### Provided entries
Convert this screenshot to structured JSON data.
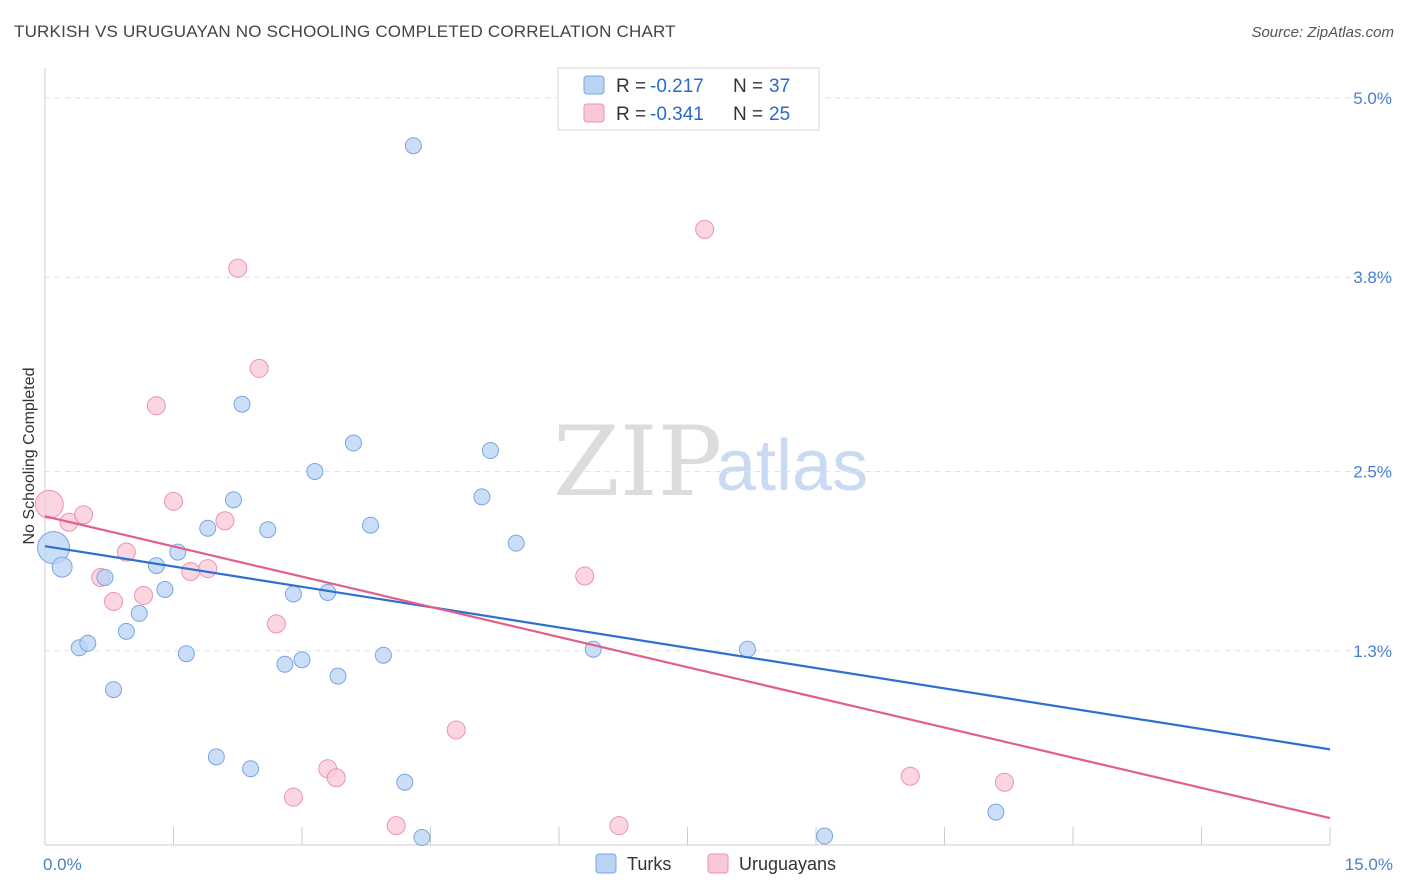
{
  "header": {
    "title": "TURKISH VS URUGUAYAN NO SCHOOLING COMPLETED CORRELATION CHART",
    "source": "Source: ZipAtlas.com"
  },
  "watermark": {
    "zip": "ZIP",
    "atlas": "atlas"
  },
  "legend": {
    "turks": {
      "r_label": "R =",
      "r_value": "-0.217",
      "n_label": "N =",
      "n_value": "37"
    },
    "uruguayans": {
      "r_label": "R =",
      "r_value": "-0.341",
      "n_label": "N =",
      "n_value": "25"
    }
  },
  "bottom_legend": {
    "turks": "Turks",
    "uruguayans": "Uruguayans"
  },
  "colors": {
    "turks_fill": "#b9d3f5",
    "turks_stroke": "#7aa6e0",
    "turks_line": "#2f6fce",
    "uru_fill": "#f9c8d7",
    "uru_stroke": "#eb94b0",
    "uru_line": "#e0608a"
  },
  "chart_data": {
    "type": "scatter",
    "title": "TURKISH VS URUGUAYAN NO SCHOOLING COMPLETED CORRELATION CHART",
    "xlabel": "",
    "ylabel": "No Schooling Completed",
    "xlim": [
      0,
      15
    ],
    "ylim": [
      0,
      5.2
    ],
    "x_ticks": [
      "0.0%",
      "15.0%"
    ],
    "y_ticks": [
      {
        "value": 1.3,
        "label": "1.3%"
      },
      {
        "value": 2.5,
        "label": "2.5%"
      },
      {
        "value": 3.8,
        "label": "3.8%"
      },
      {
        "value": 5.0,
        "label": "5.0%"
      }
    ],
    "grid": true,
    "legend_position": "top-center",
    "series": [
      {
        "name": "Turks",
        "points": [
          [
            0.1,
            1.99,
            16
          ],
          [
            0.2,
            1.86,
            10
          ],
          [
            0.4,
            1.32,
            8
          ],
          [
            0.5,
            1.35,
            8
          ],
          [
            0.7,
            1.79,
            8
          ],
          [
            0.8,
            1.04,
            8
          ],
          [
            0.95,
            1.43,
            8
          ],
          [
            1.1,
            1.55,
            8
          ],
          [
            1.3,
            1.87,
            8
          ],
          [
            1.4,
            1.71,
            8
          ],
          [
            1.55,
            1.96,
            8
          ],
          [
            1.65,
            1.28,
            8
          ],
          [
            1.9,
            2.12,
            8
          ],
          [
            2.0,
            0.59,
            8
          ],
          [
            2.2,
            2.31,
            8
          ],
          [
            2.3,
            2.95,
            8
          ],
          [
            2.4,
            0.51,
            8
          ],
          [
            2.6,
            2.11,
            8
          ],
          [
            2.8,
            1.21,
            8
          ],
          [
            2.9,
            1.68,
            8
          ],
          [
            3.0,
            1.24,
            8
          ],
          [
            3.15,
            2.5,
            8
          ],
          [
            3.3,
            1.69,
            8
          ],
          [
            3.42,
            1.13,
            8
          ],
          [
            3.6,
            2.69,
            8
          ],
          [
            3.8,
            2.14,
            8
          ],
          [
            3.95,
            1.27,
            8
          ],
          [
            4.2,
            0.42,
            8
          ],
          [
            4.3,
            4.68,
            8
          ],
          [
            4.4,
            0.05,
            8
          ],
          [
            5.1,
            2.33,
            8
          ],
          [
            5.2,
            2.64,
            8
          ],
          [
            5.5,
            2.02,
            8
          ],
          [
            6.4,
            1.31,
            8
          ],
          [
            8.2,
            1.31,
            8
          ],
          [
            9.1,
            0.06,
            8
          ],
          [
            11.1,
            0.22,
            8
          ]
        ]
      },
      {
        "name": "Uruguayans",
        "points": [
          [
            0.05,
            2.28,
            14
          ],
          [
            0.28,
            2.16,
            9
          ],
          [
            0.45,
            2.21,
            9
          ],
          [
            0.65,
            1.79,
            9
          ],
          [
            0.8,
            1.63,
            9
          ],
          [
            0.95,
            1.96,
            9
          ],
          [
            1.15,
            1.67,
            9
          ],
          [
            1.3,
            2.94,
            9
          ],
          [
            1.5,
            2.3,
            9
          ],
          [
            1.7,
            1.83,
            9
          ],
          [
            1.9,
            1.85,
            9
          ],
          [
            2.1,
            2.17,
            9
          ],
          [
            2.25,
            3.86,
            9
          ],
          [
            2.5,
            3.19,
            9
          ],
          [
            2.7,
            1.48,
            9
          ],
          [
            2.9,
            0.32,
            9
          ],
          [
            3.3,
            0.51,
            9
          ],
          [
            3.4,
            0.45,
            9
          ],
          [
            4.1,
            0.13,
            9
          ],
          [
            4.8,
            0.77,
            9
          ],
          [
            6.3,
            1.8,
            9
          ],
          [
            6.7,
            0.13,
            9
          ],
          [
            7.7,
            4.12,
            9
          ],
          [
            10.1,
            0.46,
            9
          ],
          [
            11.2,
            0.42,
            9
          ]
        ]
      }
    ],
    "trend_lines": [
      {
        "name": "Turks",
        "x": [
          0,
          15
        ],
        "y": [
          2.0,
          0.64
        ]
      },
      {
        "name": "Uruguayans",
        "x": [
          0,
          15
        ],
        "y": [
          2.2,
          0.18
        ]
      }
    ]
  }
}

### Task directions
Copy every line of the data exactly as written, excluding the pictures.

### Full solution
Convert this screenshot to structured JSON data.
{
  "header": {
    "title": "TURKISH VS URUGUAYAN NO SCHOOLING COMPLETED CORRELATION CHART",
    "source": "Source: ZipAtlas.com"
  },
  "watermark": {
    "zip": "ZIP",
    "atlas": "atlas"
  },
  "legend": {
    "turks": {
      "r_label": "R =",
      "r_value": "-0.217",
      "n_label": "N =",
      "n_value": "37"
    },
    "uruguayans": {
      "r_label": "R =",
      "r_value": "-0.341",
      "n_label": "N =",
      "n_value": "25"
    }
  },
  "bottom_legend": {
    "turks": "Turks",
    "uruguayans": "Uruguayans"
  },
  "colors": {
    "turks_fill": "#b9d3f5",
    "turks_stroke": "#7aa6e0",
    "turks_line": "#2f6fce",
    "uru_fill": "#f9c8d7",
    "uru_stroke": "#eb94b0",
    "uru_line": "#e0608a"
  },
  "chart_data": {
    "type": "scatter",
    "title": "TURKISH VS URUGUAYAN NO SCHOOLING COMPLETED CORRELATION CHART",
    "xlabel": "",
    "ylabel": "No Schooling Completed",
    "xlim": [
      0,
      15
    ],
    "ylim": [
      0,
      5.2
    ],
    "x_ticks": [
      "0.0%",
      "15.0%"
    ],
    "y_ticks": [
      {
        "value": 1.3,
        "label": "1.3%"
      },
      {
        "value": 2.5,
        "label": "2.5%"
      },
      {
        "value": 3.8,
        "label": "3.8%"
      },
      {
        "value": 5.0,
        "label": "5.0%"
      }
    ],
    "grid": true,
    "legend_position": "top-center",
    "series": [
      {
        "name": "Turks",
        "points": [
          [
            0.1,
            1.99,
            16
          ],
          [
            0.2,
            1.86,
            10
          ],
          [
            0.4,
            1.32,
            8
          ],
          [
            0.5,
            1.35,
            8
          ],
          [
            0.7,
            1.79,
            8
          ],
          [
            0.8,
            1.04,
            8
          ],
          [
            0.95,
            1.43,
            8
          ],
          [
            1.1,
            1.55,
            8
          ],
          [
            1.3,
            1.87,
            8
          ],
          [
            1.4,
            1.71,
            8
          ],
          [
            1.55,
            1.96,
            8
          ],
          [
            1.65,
            1.28,
            8
          ],
          [
            1.9,
            2.12,
            8
          ],
          [
            2.0,
            0.59,
            8
          ],
          [
            2.2,
            2.31,
            8
          ],
          [
            2.3,
            2.95,
            8
          ],
          [
            2.4,
            0.51,
            8
          ],
          [
            2.6,
            2.11,
            8
          ],
          [
            2.8,
            1.21,
            8
          ],
          [
            2.9,
            1.68,
            8
          ],
          [
            3.0,
            1.24,
            8
          ],
          [
            3.15,
            2.5,
            8
          ],
          [
            3.3,
            1.69,
            8
          ],
          [
            3.42,
            1.13,
            8
          ],
          [
            3.6,
            2.69,
            8
          ],
          [
            3.8,
            2.14,
            8
          ],
          [
            3.95,
            1.27,
            8
          ],
          [
            4.2,
            0.42,
            8
          ],
          [
            4.3,
            4.68,
            8
          ],
          [
            4.4,
            0.05,
            8
          ],
          [
            5.1,
            2.33,
            8
          ],
          [
            5.2,
            2.64,
            8
          ],
          [
            5.5,
            2.02,
            8
          ],
          [
            6.4,
            1.31,
            8
          ],
          [
            8.2,
            1.31,
            8
          ],
          [
            9.1,
            0.06,
            8
          ],
          [
            11.1,
            0.22,
            8
          ]
        ]
      },
      {
        "name": "Uruguayans",
        "points": [
          [
            0.05,
            2.28,
            14
          ],
          [
            0.28,
            2.16,
            9
          ],
          [
            0.45,
            2.21,
            9
          ],
          [
            0.65,
            1.79,
            9
          ],
          [
            0.8,
            1.63,
            9
          ],
          [
            0.95,
            1.96,
            9
          ],
          [
            1.15,
            1.67,
            9
          ],
          [
            1.3,
            2.94,
            9
          ],
          [
            1.5,
            2.3,
            9
          ],
          [
            1.7,
            1.83,
            9
          ],
          [
            1.9,
            1.85,
            9
          ],
          [
            2.1,
            2.17,
            9
          ],
          [
            2.25,
            3.86,
            9
          ],
          [
            2.5,
            3.19,
            9
          ],
          [
            2.7,
            1.48,
            9
          ],
          [
            2.9,
            0.32,
            9
          ],
          [
            3.3,
            0.51,
            9
          ],
          [
            3.4,
            0.45,
            9
          ],
          [
            4.1,
            0.13,
            9
          ],
          [
            4.8,
            0.77,
            9
          ],
          [
            6.3,
            1.8,
            9
          ],
          [
            6.7,
            0.13,
            9
          ],
          [
            7.7,
            4.12,
            9
          ],
          [
            10.1,
            0.46,
            9
          ],
          [
            11.2,
            0.42,
            9
          ]
        ]
      }
    ],
    "trend_lines": [
      {
        "name": "Turks",
        "x": [
          0,
          15
        ],
        "y": [
          2.0,
          0.64
        ]
      },
      {
        "name": "Uruguayans",
        "x": [
          0,
          15
        ],
        "y": [
          2.2,
          0.18
        ]
      }
    ]
  }
}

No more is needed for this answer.